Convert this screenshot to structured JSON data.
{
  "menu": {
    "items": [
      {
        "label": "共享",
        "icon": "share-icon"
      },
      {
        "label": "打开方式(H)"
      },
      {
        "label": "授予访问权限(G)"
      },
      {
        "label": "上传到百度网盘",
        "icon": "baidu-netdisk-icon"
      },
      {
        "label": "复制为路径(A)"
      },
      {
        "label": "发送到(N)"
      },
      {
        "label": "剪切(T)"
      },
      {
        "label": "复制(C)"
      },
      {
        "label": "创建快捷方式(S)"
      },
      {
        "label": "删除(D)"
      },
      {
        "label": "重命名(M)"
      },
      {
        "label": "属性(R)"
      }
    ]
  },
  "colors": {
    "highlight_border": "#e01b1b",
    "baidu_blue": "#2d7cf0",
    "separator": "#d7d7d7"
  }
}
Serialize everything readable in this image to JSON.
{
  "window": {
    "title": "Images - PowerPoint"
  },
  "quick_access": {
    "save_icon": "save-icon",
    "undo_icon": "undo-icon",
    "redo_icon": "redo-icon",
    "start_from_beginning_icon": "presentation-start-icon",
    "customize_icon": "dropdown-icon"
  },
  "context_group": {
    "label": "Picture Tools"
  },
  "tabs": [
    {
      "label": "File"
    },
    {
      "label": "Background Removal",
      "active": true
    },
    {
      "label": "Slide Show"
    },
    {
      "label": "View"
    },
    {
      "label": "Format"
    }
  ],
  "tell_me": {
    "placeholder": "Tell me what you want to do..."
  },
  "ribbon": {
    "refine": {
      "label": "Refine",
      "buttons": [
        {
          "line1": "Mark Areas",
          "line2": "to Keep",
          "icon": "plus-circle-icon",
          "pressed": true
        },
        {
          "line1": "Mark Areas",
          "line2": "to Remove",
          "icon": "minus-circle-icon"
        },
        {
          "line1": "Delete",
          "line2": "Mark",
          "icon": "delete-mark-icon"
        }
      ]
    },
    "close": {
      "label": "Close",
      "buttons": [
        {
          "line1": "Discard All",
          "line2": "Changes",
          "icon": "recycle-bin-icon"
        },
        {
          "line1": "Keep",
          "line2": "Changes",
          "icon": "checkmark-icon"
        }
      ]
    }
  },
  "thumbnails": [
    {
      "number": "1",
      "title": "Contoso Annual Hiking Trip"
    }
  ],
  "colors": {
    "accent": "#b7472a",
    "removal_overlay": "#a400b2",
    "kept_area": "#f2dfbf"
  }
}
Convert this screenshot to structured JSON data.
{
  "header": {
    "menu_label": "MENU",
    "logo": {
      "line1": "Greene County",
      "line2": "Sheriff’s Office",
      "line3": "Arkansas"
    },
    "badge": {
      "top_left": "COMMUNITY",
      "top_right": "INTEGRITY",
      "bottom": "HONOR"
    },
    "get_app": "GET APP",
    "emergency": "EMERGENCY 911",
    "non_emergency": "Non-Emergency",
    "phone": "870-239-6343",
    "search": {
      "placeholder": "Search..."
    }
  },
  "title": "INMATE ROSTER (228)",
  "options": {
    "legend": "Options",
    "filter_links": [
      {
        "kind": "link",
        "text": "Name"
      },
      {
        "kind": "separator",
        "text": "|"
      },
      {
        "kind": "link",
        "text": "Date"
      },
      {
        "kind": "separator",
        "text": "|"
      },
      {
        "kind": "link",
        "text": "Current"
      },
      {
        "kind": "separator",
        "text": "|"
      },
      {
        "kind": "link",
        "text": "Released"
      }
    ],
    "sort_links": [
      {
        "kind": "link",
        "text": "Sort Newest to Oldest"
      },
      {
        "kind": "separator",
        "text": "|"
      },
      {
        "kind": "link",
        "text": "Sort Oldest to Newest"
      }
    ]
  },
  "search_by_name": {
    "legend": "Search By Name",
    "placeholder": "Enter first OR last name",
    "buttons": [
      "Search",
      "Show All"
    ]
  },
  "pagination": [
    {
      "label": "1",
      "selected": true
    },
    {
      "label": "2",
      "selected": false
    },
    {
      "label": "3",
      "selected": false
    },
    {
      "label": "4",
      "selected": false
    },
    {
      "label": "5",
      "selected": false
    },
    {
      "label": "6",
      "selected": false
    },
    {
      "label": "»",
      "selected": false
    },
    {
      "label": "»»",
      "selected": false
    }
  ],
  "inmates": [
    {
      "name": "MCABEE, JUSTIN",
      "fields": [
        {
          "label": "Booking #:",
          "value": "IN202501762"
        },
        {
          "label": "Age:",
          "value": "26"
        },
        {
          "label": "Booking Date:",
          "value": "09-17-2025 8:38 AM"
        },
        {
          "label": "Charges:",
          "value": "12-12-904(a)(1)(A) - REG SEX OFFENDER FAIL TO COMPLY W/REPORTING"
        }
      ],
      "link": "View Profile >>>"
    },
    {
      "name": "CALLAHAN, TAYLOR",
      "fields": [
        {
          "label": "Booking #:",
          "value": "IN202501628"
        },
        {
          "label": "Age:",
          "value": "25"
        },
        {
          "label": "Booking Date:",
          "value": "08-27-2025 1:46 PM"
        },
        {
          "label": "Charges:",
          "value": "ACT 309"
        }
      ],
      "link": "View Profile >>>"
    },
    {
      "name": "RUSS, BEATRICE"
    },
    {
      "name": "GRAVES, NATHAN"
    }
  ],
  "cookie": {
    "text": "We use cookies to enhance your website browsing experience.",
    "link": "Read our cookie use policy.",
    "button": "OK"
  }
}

Directive:
Output the data above exactly, please, line for line.

Answer in full:
Convert this screenshot to structured JSON data.
{
  "menu": {
    "items": [
      {
        "label": "共享",
        "icon": "share-icon"
      },
      {
        "label": "打开方式(H)"
      },
      {
        "label": "授予访问权限(G)"
      },
      {
        "label": "上传到百度网盘",
        "icon": "baidu-netdisk-icon"
      },
      {
        "label": "复制为路径(A)"
      },
      {
        "label": "发送到(N)"
      },
      {
        "label": "剪切(T)"
      },
      {
        "label": "复制(C)"
      },
      {
        "label": "创建快捷方式(S)"
      },
      {
        "label": "删除(D)"
      },
      {
        "label": "重命名(M)"
      },
      {
        "label": "属性(R)"
      }
    ]
  },
  "colors": {
    "highlight_border": "#e01b1b",
    "baidu_blue": "#2d7cf0",
    "separator": "#d7d7d7"
  }
}
Serialize everything readable in this image to JSON.
{
  "window": {
    "title": "Images - PowerPoint"
  },
  "quick_access": {
    "save_icon": "save-icon",
    "undo_icon": "undo-icon",
    "redo_icon": "redo-icon",
    "start_from_beginning_icon": "presentation-start-icon",
    "customize_icon": "dropdown-icon"
  },
  "context_group": {
    "label": "Picture Tools"
  },
  "tabs": [
    {
      "label": "File"
    },
    {
      "label": "Background Removal",
      "active": true
    },
    {
      "label": "Slide Show"
    },
    {
      "label": "View"
    },
    {
      "label": "Format"
    }
  ],
  "tell_me": {
    "placeholder": "Tell me what you want to do..."
  },
  "ribbon": {
    "refine": {
      "label": "Refine",
      "buttons": [
        {
          "line1": "Mark Areas",
          "line2": "to Keep",
          "icon": "plus-circle-icon",
          "pressed": true
        },
        {
          "line1": "Mark Areas",
          "line2": "to Remove",
          "icon": "minus-circle-icon"
        },
        {
          "line1": "Delete",
          "line2": "Mark",
          "icon": "delete-mark-icon"
        }
      ]
    },
    "close": {
      "label": "Close",
      "buttons": [
        {
          "line1": "Discard All",
          "line2": "Changes",
          "icon": "recycle-bin-icon"
        },
        {
          "line1": "Keep",
          "line2": "Changes",
          "icon": "checkmark-icon"
        }
      ]
    }
  },
  "thumbnails": [
    {
      "number": "1",
      "title": "Contoso Annual Hiking Trip"
    }
  ],
  "colors": {
    "accent": "#b7472a",
    "removal_overlay": "#a400b2",
    "kept_area": "#f2dfbf"
  }
}
Convert this screenshot to structured JSON data.
{
  "header": {
    "menu_label": "MENU",
    "logo": {
      "line1": "Greene County",
      "line2": "Sheriff’s Office",
      "line3": "Arkansas"
    },
    "badge": {
      "top_left": "COMMUNITY",
      "top_right": "INTEGRITY",
      "bottom": "HONOR"
    },
    "get_app": "GET APP",
    "emergency": "EMERGENCY 911",
    "non_emergency": "Non-Emergency",
    "phone": "870-239-6343",
    "search": {
      "placeholder": "Search..."
    }
  },
  "title": "INMATE ROSTER (228)",
  "options": {
    "legend": "Options",
    "filter_links": [
      {
        "kind": "link",
        "text": "Name"
      },
      {
        "kind": "separator",
        "text": "|"
      },
      {
        "kind": "link",
        "text": "Date"
      },
      {
        "kind": "separator",
        "text": "|"
      },
      {
        "kind": "link",
        "text": "Current"
      },
      {
        "kind": "separator",
        "text": "|"
      },
      {
        "kind": "link",
        "text": "Released"
      }
    ],
    "sort_links": [
      {
        "kind": "link",
        "text": "Sort Newest to Oldest"
      },
      {
        "kind": "separator",
        "text": "|"
      },
      {
        "kind": "link",
        "text": "Sort Oldest to Newest"
      }
    ]
  },
  "search_by_name": {
    "legend": "Search By Name",
    "placeholder": "Enter first OR last name",
    "buttons": [
      "Search",
      "Show All"
    ]
  },
  "pagination": [
    {
      "label": "1",
      "selected": true
    },
    {
      "label": "2",
      "selected": false
    },
    {
      "label": "3",
      "selected": false
    },
    {
      "label": "4",
      "selected": false
    },
    {
      "label": "5",
      "selected": false
    },
    {
      "label": "6",
      "selected": false
    },
    {
      "label": "»",
      "selected": false
    },
    {
      "label": "»»",
      "selected": false
    }
  ],
  "inmates": [
    {
      "name": "MCABEE, JUSTIN",
      "fields": [
        {
          "label": "Booking #:",
          "value": "IN202501762"
        },
        {
          "label": "Age:",
          "value": "26"
        },
        {
          "label": "Booking Date:",
          "value": "09-17-2025 8:38 AM"
        },
        {
          "label": "Charges:",
          "value": "12-12-904(a)(1)(A) - REG SEX OFFENDER FAIL TO COMPLY W/REPORTING"
        }
      ],
      "link": "View Profile >>>"
    },
    {
      "name": "CALLAHAN, TAYLOR",
      "fields": [
        {
          "label": "Booking #:",
          "value": "IN202501628"
        },
        {
          "label": "Age:",
          "value": "25"
        },
        {
          "label": "Booking Date:",
          "value": "08-27-2025 1:46 PM"
        },
        {
          "label": "Charges:",
          "value": "ACT 309"
        }
      ],
      "link": "View Profile >>>"
    },
    {
      "name": "RUSS, BEATRICE"
    },
    {
      "name": "GRAVES, NATHAN"
    }
  ],
  "cookie": {
    "text": "We use cookies to enhance your website browsing experience.",
    "link": "Read our cookie use policy.",
    "button": "OK"
  }
}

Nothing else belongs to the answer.